Task requirements: Reproduce the listing verbatim.

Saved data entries
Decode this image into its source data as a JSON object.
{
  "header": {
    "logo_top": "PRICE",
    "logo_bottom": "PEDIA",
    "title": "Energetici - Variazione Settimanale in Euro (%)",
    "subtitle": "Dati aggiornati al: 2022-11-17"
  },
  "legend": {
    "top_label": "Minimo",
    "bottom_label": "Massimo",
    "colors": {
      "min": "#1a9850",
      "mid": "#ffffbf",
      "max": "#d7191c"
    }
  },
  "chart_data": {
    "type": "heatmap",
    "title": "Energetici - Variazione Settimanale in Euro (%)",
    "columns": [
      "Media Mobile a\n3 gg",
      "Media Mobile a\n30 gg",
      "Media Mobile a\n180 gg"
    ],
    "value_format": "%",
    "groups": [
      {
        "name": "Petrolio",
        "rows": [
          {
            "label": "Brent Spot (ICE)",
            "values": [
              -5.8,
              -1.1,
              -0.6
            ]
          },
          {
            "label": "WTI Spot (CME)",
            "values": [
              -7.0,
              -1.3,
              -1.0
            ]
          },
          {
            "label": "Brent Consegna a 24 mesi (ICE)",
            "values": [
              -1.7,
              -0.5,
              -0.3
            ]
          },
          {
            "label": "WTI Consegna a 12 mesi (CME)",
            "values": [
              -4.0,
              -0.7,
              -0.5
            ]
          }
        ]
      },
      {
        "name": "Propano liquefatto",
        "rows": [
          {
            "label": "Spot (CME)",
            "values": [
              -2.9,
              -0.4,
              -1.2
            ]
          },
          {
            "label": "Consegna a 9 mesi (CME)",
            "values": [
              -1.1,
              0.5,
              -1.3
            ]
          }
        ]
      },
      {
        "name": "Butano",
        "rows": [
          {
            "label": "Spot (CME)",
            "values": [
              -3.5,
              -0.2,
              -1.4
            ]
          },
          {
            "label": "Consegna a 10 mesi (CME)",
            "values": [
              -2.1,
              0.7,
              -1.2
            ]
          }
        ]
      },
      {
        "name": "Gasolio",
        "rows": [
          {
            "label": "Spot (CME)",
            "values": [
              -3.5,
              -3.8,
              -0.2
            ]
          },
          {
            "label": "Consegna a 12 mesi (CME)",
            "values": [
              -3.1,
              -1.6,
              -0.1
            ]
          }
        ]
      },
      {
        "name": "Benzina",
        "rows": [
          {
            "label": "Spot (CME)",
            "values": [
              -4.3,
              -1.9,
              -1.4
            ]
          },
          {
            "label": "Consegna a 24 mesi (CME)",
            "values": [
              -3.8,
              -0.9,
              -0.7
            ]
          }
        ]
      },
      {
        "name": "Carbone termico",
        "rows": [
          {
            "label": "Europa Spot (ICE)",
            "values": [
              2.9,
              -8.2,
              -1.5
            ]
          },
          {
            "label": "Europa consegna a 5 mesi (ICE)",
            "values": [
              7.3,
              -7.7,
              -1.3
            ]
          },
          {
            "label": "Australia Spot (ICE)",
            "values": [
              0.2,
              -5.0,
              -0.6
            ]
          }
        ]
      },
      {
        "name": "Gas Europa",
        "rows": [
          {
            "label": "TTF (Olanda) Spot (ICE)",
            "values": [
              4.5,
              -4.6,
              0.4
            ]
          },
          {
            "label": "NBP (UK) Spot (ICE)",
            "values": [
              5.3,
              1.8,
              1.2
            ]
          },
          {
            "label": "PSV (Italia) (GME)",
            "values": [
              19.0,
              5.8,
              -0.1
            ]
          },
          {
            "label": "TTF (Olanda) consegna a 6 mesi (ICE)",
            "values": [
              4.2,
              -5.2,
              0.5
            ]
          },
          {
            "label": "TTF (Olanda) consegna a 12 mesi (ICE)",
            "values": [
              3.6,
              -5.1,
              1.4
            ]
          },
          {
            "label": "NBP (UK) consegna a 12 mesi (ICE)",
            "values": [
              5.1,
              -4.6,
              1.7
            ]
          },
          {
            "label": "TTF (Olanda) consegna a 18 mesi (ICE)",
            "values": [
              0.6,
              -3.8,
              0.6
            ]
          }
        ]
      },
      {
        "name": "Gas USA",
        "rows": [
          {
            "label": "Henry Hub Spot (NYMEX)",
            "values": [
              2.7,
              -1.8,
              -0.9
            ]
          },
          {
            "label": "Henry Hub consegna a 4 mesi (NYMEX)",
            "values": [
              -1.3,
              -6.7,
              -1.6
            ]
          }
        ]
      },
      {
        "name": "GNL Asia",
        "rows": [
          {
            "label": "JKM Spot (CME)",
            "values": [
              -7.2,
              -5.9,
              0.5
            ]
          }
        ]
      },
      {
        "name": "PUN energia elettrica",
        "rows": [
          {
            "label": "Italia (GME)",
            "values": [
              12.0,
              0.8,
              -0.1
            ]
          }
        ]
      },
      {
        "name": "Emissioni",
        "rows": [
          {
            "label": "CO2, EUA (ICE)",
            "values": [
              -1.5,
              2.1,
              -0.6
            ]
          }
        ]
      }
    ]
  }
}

Worked solution:
Decode this image into its source data as a JSON object.
{
  "header": {
    "logo_top": "PRICE",
    "logo_bottom": "PEDIA",
    "title": "Energetici - Variazione Settimanale in Euro (%)",
    "subtitle": "Dati aggiornati al: 2022-11-17"
  },
  "legend": {
    "top_label": "Minimo",
    "bottom_label": "Massimo",
    "colors": {
      "min": "#1a9850",
      "mid": "#ffffbf",
      "max": "#d7191c"
    }
  },
  "chart_data": {
    "type": "heatmap",
    "title": "Energetici - Variazione Settimanale in Euro (%)",
    "columns": [
      "Media Mobile a\n3 gg",
      "Media Mobile a\n30 gg",
      "Media Mobile a\n180 gg"
    ],
    "value_format": "%",
    "groups": [
      {
        "name": "Petrolio",
        "rows": [
          {
            "label": "Brent Spot (ICE)",
            "values": [
              -5.8,
              -1.1,
              -0.6
            ]
          },
          {
            "label": "WTI Spot (CME)",
            "values": [
              -7.0,
              -1.3,
              -1.0
            ]
          },
          {
            "label": "Brent Consegna a 24 mesi (ICE)",
            "values": [
              -1.7,
              -0.5,
              -0.3
            ]
          },
          {
            "label": "WTI Consegna a 12 mesi (CME)",
            "values": [
              -4.0,
              -0.7,
              -0.5
            ]
          }
        ]
      },
      {
        "name": "Propano liquefatto",
        "rows": [
          {
            "label": "Spot (CME)",
            "values": [
              -2.9,
              -0.4,
              -1.2
            ]
          },
          {
            "label": "Consegna a 9 mesi (CME)",
            "values": [
              -1.1,
              0.5,
              -1.3
            ]
          }
        ]
      },
      {
        "name": "Butano",
        "rows": [
          {
            "label": "Spot (CME)",
            "values": [
              -3.5,
              -0.2,
              -1.4
            ]
          },
          {
            "label": "Consegna a 10 mesi (CME)",
            "values": [
              -2.1,
              0.7,
              -1.2
            ]
          }
        ]
      },
      {
        "name": "Gasolio",
        "rows": [
          {
            "label": "Spot (CME)",
            "values": [
              -3.5,
              -3.8,
              -0.2
            ]
          },
          {
            "label": "Consegna a 12 mesi (CME)",
            "values": [
              -3.1,
              -1.6,
              -0.1
            ]
          }
        ]
      },
      {
        "name": "Benzina",
        "rows": [
          {
            "label": "Spot (CME)",
            "values": [
              -4.3,
              -1.9,
              -1.4
            ]
          },
          {
            "label": "Consegna a 24 mesi (CME)",
            "values": [
              -3.8,
              -0.9,
              -0.7
            ]
          }
        ]
      },
      {
        "name": "Carbone termico",
        "rows": [
          {
            "label": "Europa Spot (ICE)",
            "values": [
              2.9,
              -8.2,
              -1.5
            ]
          },
          {
            "label": "Europa consegna a 5 mesi (ICE)",
            "values": [
              7.3,
              -7.7,
              -1.3
            ]
          },
          {
            "label": "Australia Spot (ICE)",
            "values": [
              0.2,
              -5.0,
              -0.6
            ]
          }
        ]
      },
      {
        "name": "Gas Europa",
        "rows": [
          {
            "label": "TTF (Olanda) Spot (ICE)",
            "values": [
              4.5,
              -4.6,
              0.4
            ]
          },
          {
            "label": "NBP (UK) Spot (ICE)",
            "values": [
              5.3,
              1.8,
              1.2
            ]
          },
          {
            "label": "PSV (Italia) (GME)",
            "values": [
              19.0,
              5.8,
              -0.1
            ]
          },
          {
            "label": "TTF (Olanda) consegna a 6 mesi (ICE)",
            "values": [
              4.2,
              -5.2,
              0.5
            ]
          },
          {
            "label": "TTF (Olanda) consegna a 12 mesi (ICE)",
            "values": [
              3.6,
              -5.1,
              1.4
            ]
          },
          {
            "label": "NBP (UK) consegna a 12 mesi (ICE)",
            "values": [
              5.1,
              -4.6,
              1.7
            ]
          },
          {
            "label": "TTF (Olanda) consegna a 18 mesi (ICE)",
            "values": [
              0.6,
              -3.8,
              0.6
            ]
          }
        ]
      },
      {
        "name": "Gas USA",
        "rows": [
          {
            "label": "Henry Hub Spot (NYMEX)",
            "values": [
              2.7,
              -1.8,
              -0.9
            ]
          },
          {
            "label": "Henry Hub consegna a 4 mesi (NYMEX)",
            "values": [
              -1.3,
              -6.7,
              -1.6
            ]
          }
        ]
      },
      {
        "name": "GNL Asia",
        "rows": [
          {
            "label": "JKM Spot (CME)",
            "values": [
              -7.2,
              -5.9,
              0.5
            ]
          }
        ]
      },
      {
        "name": "PUN energia elettrica",
        "rows": [
          {
            "label": "Italia (GME)",
            "values": [
              12.0,
              0.8,
              -0.1
            ]
          }
        ]
      },
      {
        "name": "Emissioni",
        "rows": [
          {
            "label": "CO2, EUA (ICE)",
            "values": [
              -1.5,
              2.1,
              -0.6
            ]
          }
        ]
      }
    ]
  }
}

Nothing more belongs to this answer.